Task directions: In the listing below, locate the line containing "Transcribe the text in this document." and copy it and every line after it through the end, exactly as written, leaving out any pictures.

Material for this task:
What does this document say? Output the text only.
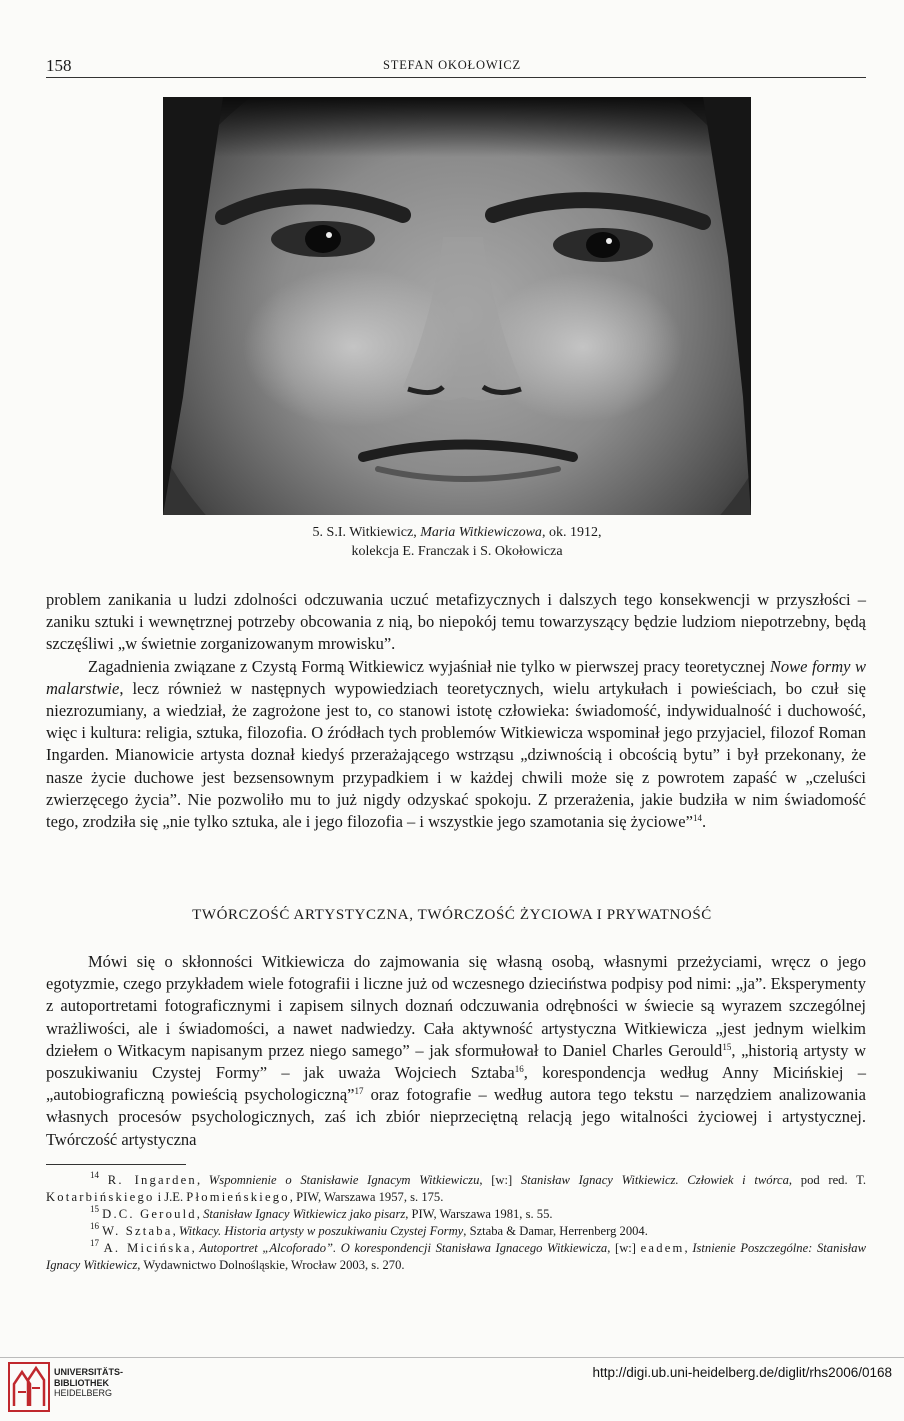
158	STEFAN OKOŁOWICZ
5. S.I. Witkiewicz, Maria Witkiewiczowa, ok. 1912,
kolekcja E. Franczak i S. Okołowicza

problem zanikania u ludzi zdolności odczuwania uczuć metafizycznych i dalszych tego konsekwencji w przyszłości – zaniku sztuki i wewnętrznej potrzeby obcowania z nią, bo niepokój temu towarzyszący będzie ludziom niepotrzebny, będą szczęśliwi „w świetnie zorganizowanym mrowisku”.

Zagadnienia związane z Czystą Formą Witkiewicz wyjaśniał nie tylko w pierwszej pracy teoretycznej Nowe formy w malarstwie, lecz również w następnych wypowiedziach teoretycznych, wielu artykułach i powieściach, bo czuł się niezrozumiany, a wiedział, że zagrożone jest to, co stanowi istotę człowieka: świadomość, indywidualność i duchowość, więc i kultura: religia, sztuka, filozofia. O źródłach tych problemów Witkiewicza wspominał jego przyjaciel, filozof Roman Ingarden. Mianowicie artysta doznał kiedyś przerażającego wstrząsu „dziwnością i obcością bytu” i był przekonany, że nasze życie duchowe jest bezsensownym przypadkiem i w każdej chwili może się z powrotem zapaść w „czeluści zwierzęcego życia”. Nie pozwoliło mu to już nigdy odzyskać spokoju. Z przerażenia, jakie budziła w nim świadomość tego, zrodziła się „nie tylko sztuka, ale i jego filozofia – i wszystkie jego szamotania się życiowe”$^{14}$.

TWÓRCZOŚĆ ARTYSTYCZNA, TWÓRCZOŚĆ ŻYCIOWA I PRYWATNOŚĆ

Mówi się o skłonności Witkiewicza do zajmowania się własną osobą, własnymi przeżyciami, wręcz o jego egotyzmie, czego przykładem wiele fotografii i liczne już od wczesnego dzieciństwa podpisy pod nimi: „ja”. Eksperymenty z autoportretami fotograficznymi i zapisem silnych doznań odczuwania odrębności w świecie są wyrazem szczególnej wrażliwości, ale i świadomości, a nawet nadwiedzy. Cała aktywność artystyczna Witkiewicza „jest jednym wielkim dziełem o Witkacym napisanym przez niego samego” – jak sformułował to Daniel Charles Gerould$^{15}$, „historią artysty w poszukiwaniu Czystej Formy” – jak uważa Wojciech Sztaba$^{16}$, korespondencja według Anny Micińskiej – „autobiograficzną powieścią psychologiczną”$^{17}$ oraz fotografie – według autora tego tekstu – narzędziem analizowania własnych procesów psychologicznych, zaś ich zbiór nieprzeciętną relacją jego witalności życiowej i artystycznej. Twórczość artystyczna

$^{14}$ R. Ingarden, Wspomnienie o Stanisławie Ignacym Witkiewiczu, [w:] Stanisław Ignacy Witkiewicz. Człowiek i twórca, pod red. T. Kotarbińskiego i J.E. Płomieńskiego, PIW, Warszawa 1957, s. 175.

$^{15}$ D.C. Gerould, Stanisław Ignacy Witkiewicz jako pisarz, PIW, Warszawa 1981, s. 55.

$^{16}$ W. Sztaba, Witkacy. Historia artysty w poszukiwaniu Czystej Formy, Sztaba & Damar, Herrenberg 2004.

$^{17}$ A. Micińska, Autoportret „Alcoforado”. O korespondencji Stanisława Ignacego Witkiewicza, [w:] eadem, Istnienie Poszczególne: Stanisław Ignacy Witkiewicz, Wydawnictwo Dolnośląskie, Wrocław 2003, s. 270.

UNIVERSITÄTS-
BIBLIOTHEK
HEIDELBERG
http://digi.ub.uni-heidelberg.de/diglit/rhs2006/0168
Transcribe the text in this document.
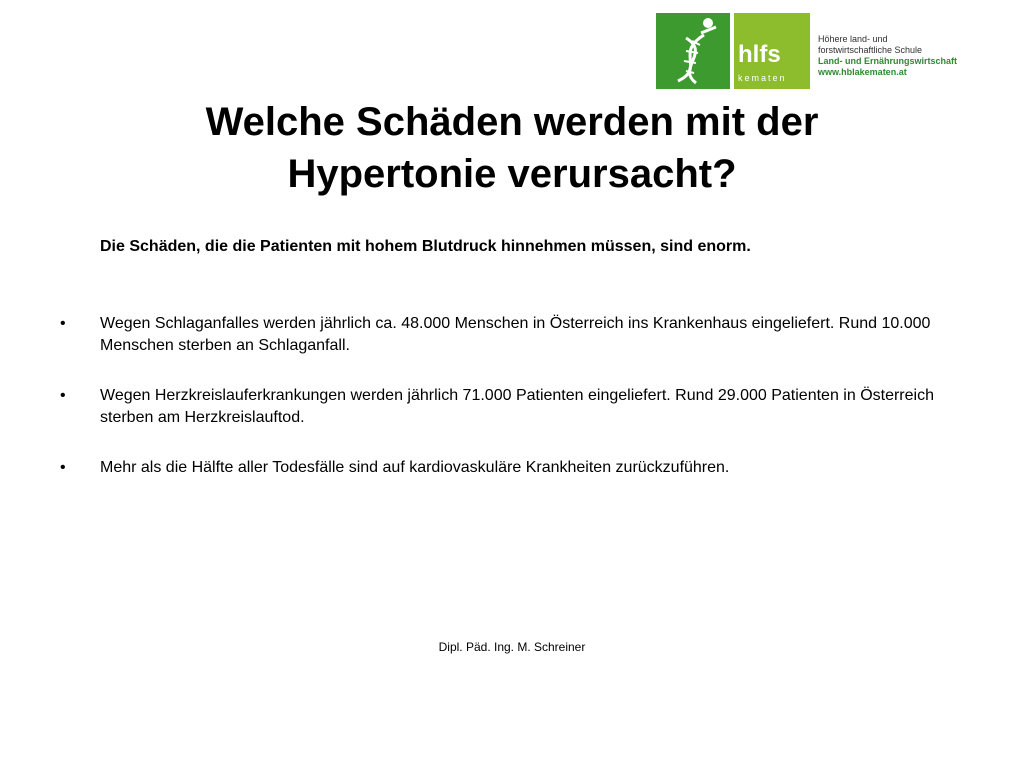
hlfs
kematen
Höhere land- und
forstwirtschaftliche Schule
Land- und Ernährungswirtschaft
www.hblakematen.at
Welche Schäden werden mit der
Hypertonie verursacht?
Die Schäden, die die Patienten mit hohem Blutdruck hinnehmen müssen, sind enorm.
• Wegen Schlaganfalles werden jährlich ca. 48.000 Menschen in Österreich ins Krankenhaus eingeliefert. Rund 10.000 Menschen sterben an Schlaganfall.
• Wegen Herzkreislauferkrankungen werden jährlich 71.000 Patienten eingeliefert. Rund 29.000 Patienten in Österreich sterben am Herzkreislauftod.
• Mehr als die Hälfte aller Todesfälle sind auf kardiovaskuläre Krankheiten zurückzuführen.
Dipl. Päd. Ing. M. Schreiner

Correct answer:
Transcribe the text in this document.
hlfs
kematen
Höhere land- und
forstwirtschaftliche Schule
Land- und Ernährungswirtschaft
www.hblakematen.at
Welche Schäden werden mit der
Hypertonie verursacht?
Die Schäden, die die Patienten mit hohem Blutdruck hinnehmen müssen, sind enorm.
• Wegen Schlaganfalles werden jährlich ca. 48.000 Menschen in Österreich ins Krankenhaus eingeliefert. Rund 10.000 Menschen sterben an Schlaganfall.
• Wegen Herzkreislauferkrankungen werden jährlich 71.000 Patienten eingeliefert. Rund 29.000 Patienten in Österreich sterben am Herzkreislauftod.
• Mehr als die Hälfte aller Todesfälle sind auf kardiovaskuläre Krankheiten zurückzuführen.
Dipl. Päd. Ing. M. Schreiner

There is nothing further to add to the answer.